- [Exercise task]: Tally the lines holding the string "VISTA" and reply with that number alone.

Collected data entries:
:::::

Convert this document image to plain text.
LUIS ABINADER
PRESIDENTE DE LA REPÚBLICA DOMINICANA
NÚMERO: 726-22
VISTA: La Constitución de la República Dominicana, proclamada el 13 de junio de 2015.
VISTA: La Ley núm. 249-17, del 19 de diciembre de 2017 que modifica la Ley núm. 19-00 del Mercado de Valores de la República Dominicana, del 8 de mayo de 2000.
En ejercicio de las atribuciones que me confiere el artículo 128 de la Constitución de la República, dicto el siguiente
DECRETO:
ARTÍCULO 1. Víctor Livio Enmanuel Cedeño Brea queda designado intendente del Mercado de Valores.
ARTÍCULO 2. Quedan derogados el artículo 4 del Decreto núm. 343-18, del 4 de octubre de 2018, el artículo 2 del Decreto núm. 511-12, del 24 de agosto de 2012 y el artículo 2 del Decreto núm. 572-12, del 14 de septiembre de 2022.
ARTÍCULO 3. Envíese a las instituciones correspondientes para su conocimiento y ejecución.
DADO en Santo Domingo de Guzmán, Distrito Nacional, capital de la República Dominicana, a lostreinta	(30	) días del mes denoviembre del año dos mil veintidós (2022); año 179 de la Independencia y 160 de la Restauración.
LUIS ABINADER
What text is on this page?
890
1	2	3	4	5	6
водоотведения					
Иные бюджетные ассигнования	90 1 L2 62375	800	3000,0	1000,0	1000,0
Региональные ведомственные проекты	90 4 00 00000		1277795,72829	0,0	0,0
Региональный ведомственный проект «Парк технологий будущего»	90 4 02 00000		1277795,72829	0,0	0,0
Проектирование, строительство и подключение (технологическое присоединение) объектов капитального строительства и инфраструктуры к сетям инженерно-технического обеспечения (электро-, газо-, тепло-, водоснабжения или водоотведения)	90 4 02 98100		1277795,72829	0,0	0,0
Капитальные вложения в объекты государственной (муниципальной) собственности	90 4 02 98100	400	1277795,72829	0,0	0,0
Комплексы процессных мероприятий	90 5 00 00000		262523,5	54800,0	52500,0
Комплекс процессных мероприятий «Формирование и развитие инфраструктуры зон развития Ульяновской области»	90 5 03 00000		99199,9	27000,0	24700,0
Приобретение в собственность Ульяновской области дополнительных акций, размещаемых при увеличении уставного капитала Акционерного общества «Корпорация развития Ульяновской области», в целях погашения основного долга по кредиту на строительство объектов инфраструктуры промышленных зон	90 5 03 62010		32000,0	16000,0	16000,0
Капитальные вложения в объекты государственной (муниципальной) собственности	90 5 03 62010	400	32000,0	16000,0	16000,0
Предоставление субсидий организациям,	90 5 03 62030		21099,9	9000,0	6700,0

:::::

- [Result]: 2